+++ Dataset

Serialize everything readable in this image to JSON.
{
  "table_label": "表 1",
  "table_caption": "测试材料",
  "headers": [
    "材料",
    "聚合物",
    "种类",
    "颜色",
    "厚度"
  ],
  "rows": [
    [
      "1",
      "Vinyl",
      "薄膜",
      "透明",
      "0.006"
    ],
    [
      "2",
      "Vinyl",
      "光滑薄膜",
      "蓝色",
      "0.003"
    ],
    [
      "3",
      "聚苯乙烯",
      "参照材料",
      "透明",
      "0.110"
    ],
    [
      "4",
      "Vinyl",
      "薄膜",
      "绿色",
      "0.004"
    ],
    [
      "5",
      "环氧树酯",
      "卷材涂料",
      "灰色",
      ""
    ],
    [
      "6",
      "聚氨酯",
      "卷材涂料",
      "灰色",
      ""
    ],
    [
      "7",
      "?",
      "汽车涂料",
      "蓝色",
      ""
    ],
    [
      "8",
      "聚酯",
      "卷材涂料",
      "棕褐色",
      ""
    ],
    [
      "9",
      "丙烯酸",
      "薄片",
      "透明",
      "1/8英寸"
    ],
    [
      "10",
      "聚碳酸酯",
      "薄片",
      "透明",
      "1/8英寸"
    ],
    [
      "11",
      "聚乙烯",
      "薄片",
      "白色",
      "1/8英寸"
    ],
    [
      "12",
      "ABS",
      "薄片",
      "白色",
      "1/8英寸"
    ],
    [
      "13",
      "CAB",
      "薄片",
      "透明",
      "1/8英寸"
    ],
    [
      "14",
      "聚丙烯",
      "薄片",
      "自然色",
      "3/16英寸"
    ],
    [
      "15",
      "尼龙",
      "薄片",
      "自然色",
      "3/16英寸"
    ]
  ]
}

++++++

Given request ->
Produce an exact copy of every entry above.

Response ->
Serialize everything readable in this image to JSON.
{
  "table_label": "表 1",
  "table_caption": "测试材料",
  "headers": [
    "材料",
    "聚合物",
    "种类",
    "颜色",
    "厚度"
  ],
  "rows": [
    [
      "1",
      "Vinyl",
      "薄膜",
      "透明",
      "0.006"
    ],
    [
      "2",
      "Vinyl",
      "光滑薄膜",
      "蓝色",
      "0.003"
    ],
    [
      "3",
      "聚苯乙烯",
      "参照材料",
      "透明",
      "0.110"
    ],
    [
      "4",
      "Vinyl",
      "薄膜",
      "绿色",
      "0.004"
    ],
    [
      "5",
      "环氧树酯",
      "卷材涂料",
      "灰色",
      ""
    ],
    [
      "6",
      "聚氨酯",
      "卷材涂料",
      "灰色",
      ""
    ],
    [
      "7",
      "?",
      "汽车涂料",
      "蓝色",
      ""
    ],
    [
      "8",
      "聚酯",
      "卷材涂料",
      "棕褐色",
      ""
    ],
    [
      "9",
      "丙烯酸",
      "薄片",
      "透明",
      "1/8英寸"
    ],
    [
      "10",
      "聚碳酸酯",
      "薄片",
      "透明",
      "1/8英寸"
    ],
    [
      "11",
      "聚乙烯",
      "薄片",
      "白色",
      "1/8英寸"
    ],
    [
      "12",
      "ABS",
      "薄片",
      "白色",
      "1/8英寸"
    ],
    [
      "13",
      "CAB",
      "薄片",
      "透明",
      "1/8英寸"
    ],
    [
      "14",
      "聚丙烯",
      "薄片",
      "自然色",
      "3/16英寸"
    ],
    [
      "15",
      "尼龙",
      "薄片",
      "自然色",
      "3/16英寸"
    ]
  ]
}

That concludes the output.